___ INPUT

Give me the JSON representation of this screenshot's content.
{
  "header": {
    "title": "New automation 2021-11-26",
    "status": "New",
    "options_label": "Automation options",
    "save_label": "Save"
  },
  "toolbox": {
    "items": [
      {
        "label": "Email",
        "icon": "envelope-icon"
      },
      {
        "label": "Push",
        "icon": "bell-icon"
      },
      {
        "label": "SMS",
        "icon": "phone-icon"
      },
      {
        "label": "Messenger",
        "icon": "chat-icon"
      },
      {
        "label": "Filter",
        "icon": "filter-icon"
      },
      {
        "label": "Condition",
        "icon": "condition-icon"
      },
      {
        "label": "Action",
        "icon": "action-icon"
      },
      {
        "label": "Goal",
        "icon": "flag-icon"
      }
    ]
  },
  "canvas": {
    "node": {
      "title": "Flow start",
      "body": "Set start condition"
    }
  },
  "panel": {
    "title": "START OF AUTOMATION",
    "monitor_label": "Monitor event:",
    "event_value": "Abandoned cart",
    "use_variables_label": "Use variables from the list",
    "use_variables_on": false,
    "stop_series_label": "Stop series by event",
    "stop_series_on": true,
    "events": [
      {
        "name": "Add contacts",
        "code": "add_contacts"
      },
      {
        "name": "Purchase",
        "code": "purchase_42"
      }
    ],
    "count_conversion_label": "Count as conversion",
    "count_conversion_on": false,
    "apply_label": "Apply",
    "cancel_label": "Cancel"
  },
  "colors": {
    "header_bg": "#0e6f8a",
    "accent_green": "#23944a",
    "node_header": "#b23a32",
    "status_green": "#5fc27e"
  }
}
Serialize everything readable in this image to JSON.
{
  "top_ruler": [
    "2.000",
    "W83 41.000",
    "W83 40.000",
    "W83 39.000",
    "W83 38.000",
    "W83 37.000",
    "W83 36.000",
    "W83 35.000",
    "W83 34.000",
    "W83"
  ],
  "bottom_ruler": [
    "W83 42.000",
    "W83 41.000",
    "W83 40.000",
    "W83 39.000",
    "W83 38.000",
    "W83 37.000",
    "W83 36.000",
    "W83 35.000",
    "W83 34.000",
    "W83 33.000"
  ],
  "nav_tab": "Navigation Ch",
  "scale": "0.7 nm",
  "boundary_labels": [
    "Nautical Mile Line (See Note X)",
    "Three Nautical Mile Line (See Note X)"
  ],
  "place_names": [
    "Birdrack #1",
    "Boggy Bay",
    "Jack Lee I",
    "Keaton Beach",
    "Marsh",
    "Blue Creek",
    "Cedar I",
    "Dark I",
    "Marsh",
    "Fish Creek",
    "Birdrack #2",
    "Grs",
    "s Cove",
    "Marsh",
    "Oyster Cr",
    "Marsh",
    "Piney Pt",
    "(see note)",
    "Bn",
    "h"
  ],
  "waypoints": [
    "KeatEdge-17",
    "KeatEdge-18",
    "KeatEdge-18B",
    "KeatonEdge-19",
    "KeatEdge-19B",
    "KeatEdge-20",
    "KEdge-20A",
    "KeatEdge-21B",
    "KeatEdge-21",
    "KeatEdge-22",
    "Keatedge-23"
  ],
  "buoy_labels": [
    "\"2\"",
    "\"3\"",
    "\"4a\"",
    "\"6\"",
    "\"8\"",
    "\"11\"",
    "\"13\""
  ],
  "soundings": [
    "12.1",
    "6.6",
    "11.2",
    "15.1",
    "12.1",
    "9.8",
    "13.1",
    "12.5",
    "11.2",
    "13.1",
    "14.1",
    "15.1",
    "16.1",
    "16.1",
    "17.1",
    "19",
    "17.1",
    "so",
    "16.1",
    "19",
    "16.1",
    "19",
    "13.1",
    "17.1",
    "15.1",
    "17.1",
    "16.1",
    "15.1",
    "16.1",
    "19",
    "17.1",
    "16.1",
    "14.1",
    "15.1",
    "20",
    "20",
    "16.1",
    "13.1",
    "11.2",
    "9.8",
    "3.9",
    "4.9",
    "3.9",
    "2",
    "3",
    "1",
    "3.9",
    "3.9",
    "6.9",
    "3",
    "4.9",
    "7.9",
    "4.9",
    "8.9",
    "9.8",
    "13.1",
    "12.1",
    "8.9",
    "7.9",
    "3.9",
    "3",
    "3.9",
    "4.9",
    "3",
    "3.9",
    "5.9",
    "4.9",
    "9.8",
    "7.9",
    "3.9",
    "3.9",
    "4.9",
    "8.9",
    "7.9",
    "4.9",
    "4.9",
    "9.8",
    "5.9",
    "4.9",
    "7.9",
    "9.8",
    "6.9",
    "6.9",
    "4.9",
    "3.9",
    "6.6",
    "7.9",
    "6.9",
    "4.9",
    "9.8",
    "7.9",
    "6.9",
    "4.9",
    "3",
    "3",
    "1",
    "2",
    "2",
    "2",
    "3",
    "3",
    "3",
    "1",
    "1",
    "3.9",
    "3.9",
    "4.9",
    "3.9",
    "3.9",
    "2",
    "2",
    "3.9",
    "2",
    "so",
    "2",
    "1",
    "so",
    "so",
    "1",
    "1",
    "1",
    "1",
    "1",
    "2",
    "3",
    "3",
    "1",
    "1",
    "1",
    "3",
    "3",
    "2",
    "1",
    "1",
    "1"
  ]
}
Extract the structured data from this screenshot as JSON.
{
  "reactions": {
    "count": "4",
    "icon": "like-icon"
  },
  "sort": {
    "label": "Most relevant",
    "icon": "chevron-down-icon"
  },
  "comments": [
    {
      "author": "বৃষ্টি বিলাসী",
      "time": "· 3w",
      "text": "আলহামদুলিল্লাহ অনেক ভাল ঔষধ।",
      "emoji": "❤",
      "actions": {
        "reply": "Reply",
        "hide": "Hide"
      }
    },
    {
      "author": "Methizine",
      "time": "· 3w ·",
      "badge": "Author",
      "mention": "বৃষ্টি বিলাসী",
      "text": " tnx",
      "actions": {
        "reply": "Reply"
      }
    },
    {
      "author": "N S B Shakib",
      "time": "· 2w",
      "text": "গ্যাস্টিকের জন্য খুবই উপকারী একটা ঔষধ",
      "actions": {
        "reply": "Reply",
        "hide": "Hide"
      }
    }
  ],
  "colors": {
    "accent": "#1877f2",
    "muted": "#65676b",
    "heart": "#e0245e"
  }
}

______

DIRECTIONS FOR THIS TASK
Exactly reproduce every record.

EXERCISE SOLUTION
Give me the JSON representation of this screenshot's content.
{
  "header": {
    "title": "New automation 2021-11-26",
    "status": "New",
    "options_label": "Automation options",
    "save_label": "Save"
  },
  "toolbox": {
    "items": [
      {
        "label": "Email",
        "icon": "envelope-icon"
      },
      {
        "label": "Push",
        "icon": "bell-icon"
      },
      {
        "label": "SMS",
        "icon": "phone-icon"
      },
      {
        "label": "Messenger",
        "icon": "chat-icon"
      },
      {
        "label": "Filter",
        "icon": "filter-icon"
      },
      {
        "label": "Condition",
        "icon": "condition-icon"
      },
      {
        "label": "Action",
        "icon": "action-icon"
      },
      {
        "label": "Goal",
        "icon": "flag-icon"
      }
    ]
  },
  "canvas": {
    "node": {
      "title": "Flow start",
      "body": "Set start condition"
    }
  },
  "panel": {
    "title": "START OF AUTOMATION",
    "monitor_label": "Monitor event:",
    "event_value": "Abandoned cart",
    "use_variables_label": "Use variables from the list",
    "use_variables_on": false,
    "stop_series_label": "Stop series by event",
    "stop_series_on": true,
    "events": [
      {
        "name": "Add contacts",
        "code": "add_contacts"
      },
      {
        "name": "Purchase",
        "code": "purchase_42"
      }
    ],
    "count_conversion_label": "Count as conversion",
    "count_conversion_on": false,
    "apply_label": "Apply",
    "cancel_label": "Cancel"
  },
  "colors": {
    "header_bg": "#0e6f8a",
    "accent_green": "#23944a",
    "node_header": "#b23a32",
    "status_green": "#5fc27e"
  }
}
Serialize everything readable in this image to JSON.
{
  "top_ruler": [
    "2.000",
    "W83 41.000",
    "W83 40.000",
    "W83 39.000",
    "W83 38.000",
    "W83 37.000",
    "W83 36.000",
    "W83 35.000",
    "W83 34.000",
    "W83"
  ],
  "bottom_ruler": [
    "W83 42.000",
    "W83 41.000",
    "W83 40.000",
    "W83 39.000",
    "W83 38.000",
    "W83 37.000",
    "W83 36.000",
    "W83 35.000",
    "W83 34.000",
    "W83 33.000"
  ],
  "nav_tab": "Navigation Ch",
  "scale": "0.7 nm",
  "boundary_labels": [
    "Nautical Mile Line (See Note X)",
    "Three Nautical Mile Line (See Note X)"
  ],
  "place_names": [
    "Birdrack #1",
    "Boggy Bay",
    "Jack Lee I",
    "Keaton Beach",
    "Marsh",
    "Blue Creek",
    "Cedar I",
    "Dark I",
    "Marsh",
    "Fish Creek",
    "Birdrack #2",
    "Grs",
    "s Cove",
    "Marsh",
    "Oyster Cr",
    "Marsh",
    "Piney Pt",
    "(see note)",
    "Bn",
    "h"
  ],
  "waypoints": [
    "KeatEdge-17",
    "KeatEdge-18",
    "KeatEdge-18B",
    "KeatonEdge-19",
    "KeatEdge-19B",
    "KeatEdge-20",
    "KEdge-20A",
    "KeatEdge-21B",
    "KeatEdge-21",
    "KeatEdge-22",
    "Keatedge-23"
  ],
  "buoy_labels": [
    "\"2\"",
    "\"3\"",
    "\"4a\"",
    "\"6\"",
    "\"8\"",
    "\"11\"",
    "\"13\""
  ],
  "soundings": [
    "12.1",
    "6.6",
    "11.2",
    "15.1",
    "12.1",
    "9.8",
    "13.1",
    "12.5",
    "11.2",
    "13.1",
    "14.1",
    "15.1",
    "16.1",
    "16.1",
    "17.1",
    "19",
    "17.1",
    "so",
    "16.1",
    "19",
    "16.1",
    "19",
    "13.1",
    "17.1",
    "15.1",
    "17.1",
    "16.1",
    "15.1",
    "16.1",
    "19",
    "17.1",
    "16.1",
    "14.1",
    "15.1",
    "20",
    "20",
    "16.1",
    "13.1",
    "11.2",
    "9.8",
    "3.9",
    "4.9",
    "3.9",
    "2",
    "3",
    "1",
    "3.9",
    "3.9",
    "6.9",
    "3",
    "4.9",
    "7.9",
    "4.9",
    "8.9",
    "9.8",
    "13.1",
    "12.1",
    "8.9",
    "7.9",
    "3.9",
    "3",
    "3.9",
    "4.9",
    "3",
    "3.9",
    "5.9",
    "4.9",
    "9.8",
    "7.9",
    "3.9",
    "3.9",
    "4.9",
    "8.9",
    "7.9",
    "4.9",
    "4.9",
    "9.8",
    "5.9",
    "4.9",
    "7.9",
    "9.8",
    "6.9",
    "6.9",
    "4.9",
    "3.9",
    "6.6",
    "7.9",
    "6.9",
    "4.9",
    "9.8",
    "7.9",
    "6.9",
    "4.9",
    "3",
    "3",
    "1",
    "2",
    "2",
    "2",
    "3",
    "3",
    "3",
    "1",
    "1",
    "3.9",
    "3.9",
    "4.9",
    "3.9",
    "3.9",
    "2",
    "2",
    "3.9",
    "2",
    "so",
    "2",
    "1",
    "so",
    "so",
    "1",
    "1",
    "1",
    "1",
    "1",
    "2",
    "3",
    "3",
    "1",
    "1",
    "1",
    "3",
    "3",
    "2",
    "1",
    "1",
    "1"
  ]
}
Extract the structured data from this screenshot as JSON.
{
  "reactions": {
    "count": "4",
    "icon": "like-icon"
  },
  "sort": {
    "label": "Most relevant",
    "icon": "chevron-down-icon"
  },
  "comments": [
    {
      "author": "বৃষ্টি বিলাসী",
      "time": "· 3w",
      "text": "আলহামদুলিল্লাহ অনেক ভাল ঔষধ।",
      "emoji": "❤",
      "actions": {
        "reply": "Reply",
        "hide": "Hide"
      }
    },
    {
      "author": "Methizine",
      "time": "· 3w ·",
      "badge": "Author",
      "mention": "বৃষ্টি বিলাসী",
      "text": " tnx",
      "actions": {
        "reply": "Reply"
      }
    },
    {
      "author": "N S B Shakib",
      "time": "· 2w",
      "text": "গ্যাস্টিকের জন্য খুবই উপকারী একটা ঔষধ",
      "actions": {
        "reply": "Reply",
        "hide": "Hide"
      }
    }
  ],
  "colors": {
    "accent": "#1877f2",
    "muted": "#65676b",
    "heart": "#e0245e"
  }
}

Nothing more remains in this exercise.